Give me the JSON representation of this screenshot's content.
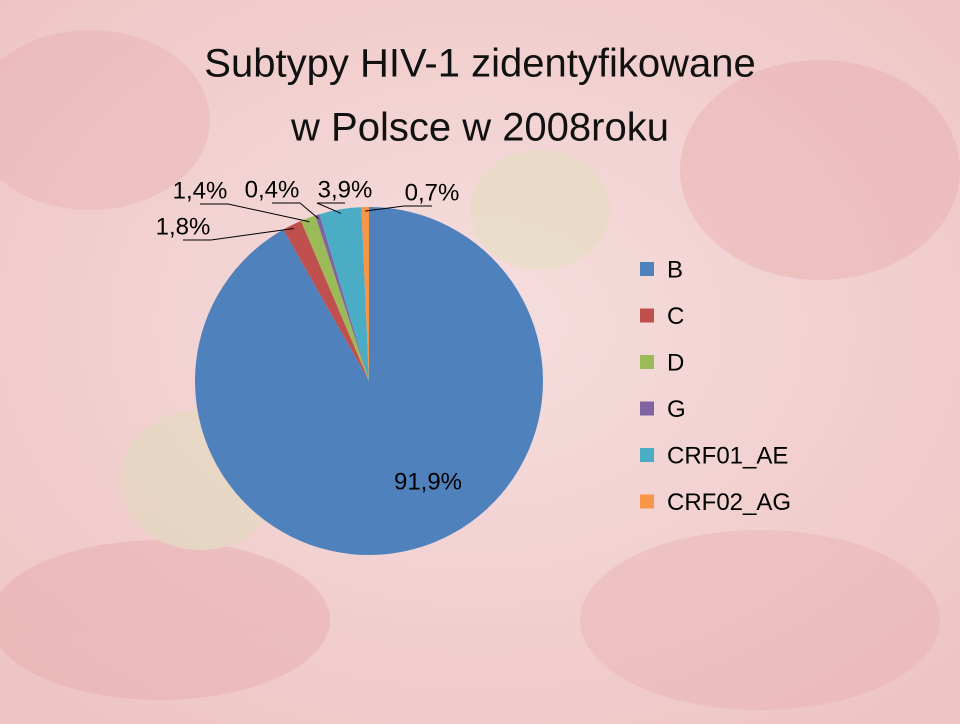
{
  "chart_data": {
    "type": "pie",
    "title": [
      "Subtypy HIV-1 zidentyfikowane",
      "w Polsce w 2008roku"
    ],
    "categories": [
      "B",
      "C",
      "D",
      "G",
      "CRF01_AE",
      "CRF02_AG"
    ],
    "values": [
      91.9,
      1.8,
      1.4,
      0.4,
      3.9,
      0.7
    ],
    "value_labels": [
      "91,9%",
      "1,8%",
      "1,4%",
      "0,4%",
      "3,9%",
      "0,7%"
    ],
    "colors": [
      "#4f81bd",
      "#c0504d",
      "#9bbb59",
      "#8064a2",
      "#4bacc6",
      "#f79646"
    ],
    "legend": "right"
  }
}
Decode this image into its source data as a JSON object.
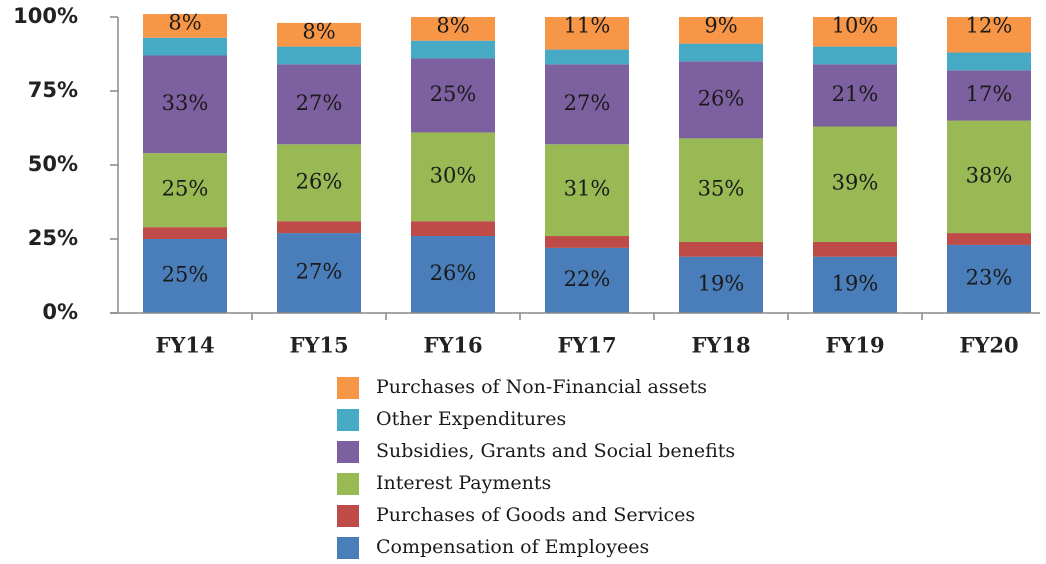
{
  "chart_data": {
    "type": "stacked_bar",
    "categories": [
      "FY14",
      "FY15",
      "FY16",
      "FY17",
      "FY18",
      "FY19",
      "FY20"
    ],
    "series": [
      {
        "name": "Compensation of Employees",
        "color": "#4a7ebb",
        "values": [
          25,
          27,
          26,
          22,
          19,
          19,
          23
        ],
        "value_labels": [
          "25%",
          "27%",
          "26%",
          "22%",
          "19%",
          "19%",
          "23%"
        ]
      },
      {
        "name": "Purchases of Goods and Services",
        "color": "#be4b48",
        "values": [
          4,
          4,
          5,
          4,
          5,
          5,
          4
        ]
      },
      {
        "name": "Interest Payments",
        "color": "#98b954",
        "values": [
          25,
          26,
          30,
          31,
          35,
          39,
          38
        ],
        "value_labels": [
          "25%",
          "26%",
          "30%",
          "31%",
          "35%",
          "39%",
          "38%"
        ]
      },
      {
        "name": "Subsidies, Grants and Social benefits",
        "color": "#7d60a0",
        "values": [
          33,
          27,
          25,
          27,
          26,
          21,
          17
        ],
        "value_labels": [
          "33%",
          "27%",
          "25%",
          "27%",
          "26%",
          "21%",
          "17%"
        ]
      },
      {
        "name": "Other Expenditures",
        "color": "#46aac5",
        "values": [
          6,
          6,
          6,
          5,
          6,
          6,
          6
        ]
      },
      {
        "name": "Purchases of Non-Financial assets",
        "color": "#f79646",
        "values": [
          8,
          8,
          8,
          11,
          9,
          10,
          12
        ],
        "value_labels": [
          "8%",
          "8%",
          "8%",
          "11%",
          "9%",
          "10%",
          "12%"
        ]
      }
    ],
    "ylim": [
      0,
      100
    ],
    "yticks": [
      {
        "value": 0,
        "label": "0%"
      },
      {
        "value": 25,
        "label": "25%"
      },
      {
        "value": 50,
        "label": "50%"
      },
      {
        "value": 75,
        "label": "75%"
      },
      {
        "value": 100,
        "label": "100%"
      }
    ],
    "legend": "bottom"
  }
}
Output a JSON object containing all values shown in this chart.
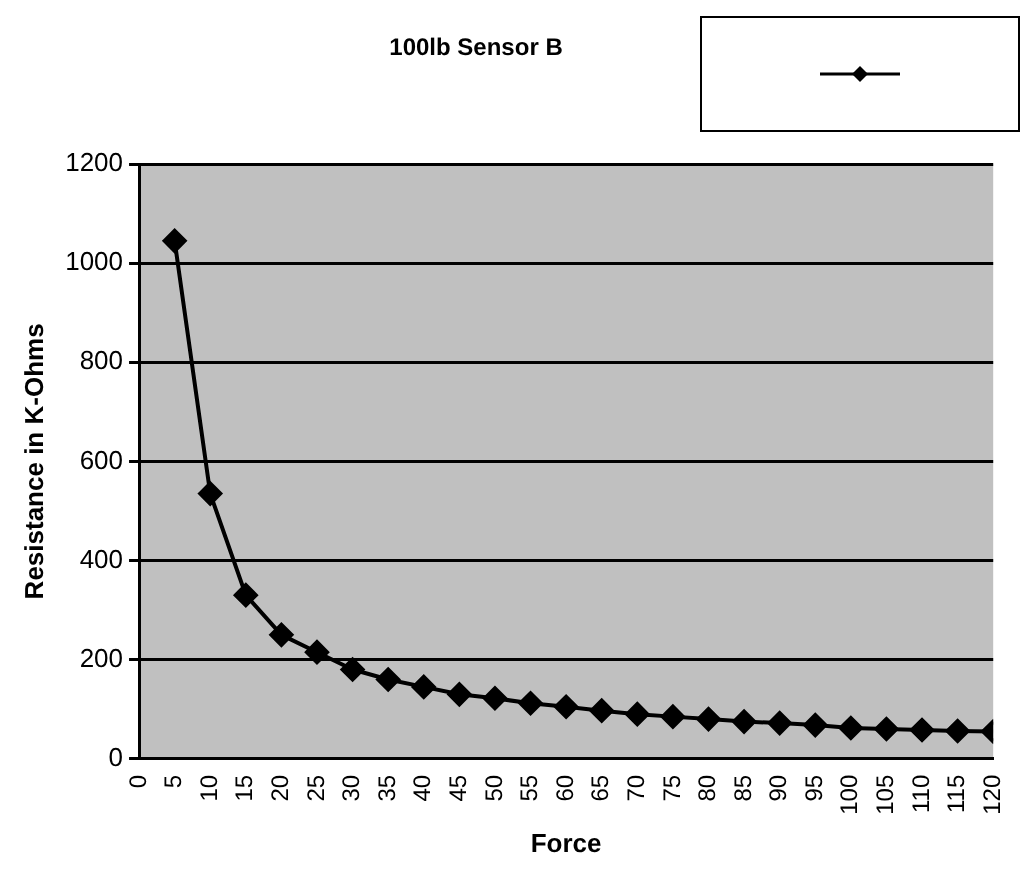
{
  "chart_data": {
    "type": "line",
    "title": "100lb Sensor B",
    "xlabel": "Force",
    "ylabel": "Resistance in K-Ohms",
    "x": [
      5,
      10,
      15,
      20,
      25,
      30,
      35,
      40,
      45,
      50,
      55,
      60,
      65,
      70,
      75,
      80,
      85,
      90,
      95,
      100,
      105,
      110,
      115,
      120
    ],
    "series": [
      {
        "color": "#000000",
        "values": [
          1045,
          535,
          330,
          250,
          215,
          180,
          160,
          145,
          130,
          122,
          112,
          105,
          97,
          90,
          85,
          80,
          75,
          72,
          68,
          62,
          60,
          58,
          56,
          55
        ]
      }
    ],
    "xlim": [
      0,
      120
    ],
    "xticks": [
      0,
      5,
      10,
      15,
      20,
      25,
      30,
      35,
      40,
      45,
      50,
      55,
      60,
      65,
      70,
      75,
      80,
      85,
      90,
      95,
      100,
      105,
      110,
      115,
      120
    ],
    "ylim": [
      0,
      1200
    ],
    "yticks": [
      0,
      200,
      400,
      600,
      800,
      1000,
      1200
    ],
    "grid": "y",
    "marker": "diamond",
    "line_style": "solid"
  }
}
#####
### Given request
Pick out the lines containing the string "name".

### Solution to the exercise
        "name": "Compensation of Employees",
        "name": "Purchases of Goods and Services",
        "name": "Interest Payments",
        "name": "Subsidies, Grants and Social benefits",
        "name": "Other Expenditures",
        "name": "Purchases of Non-Financial assets",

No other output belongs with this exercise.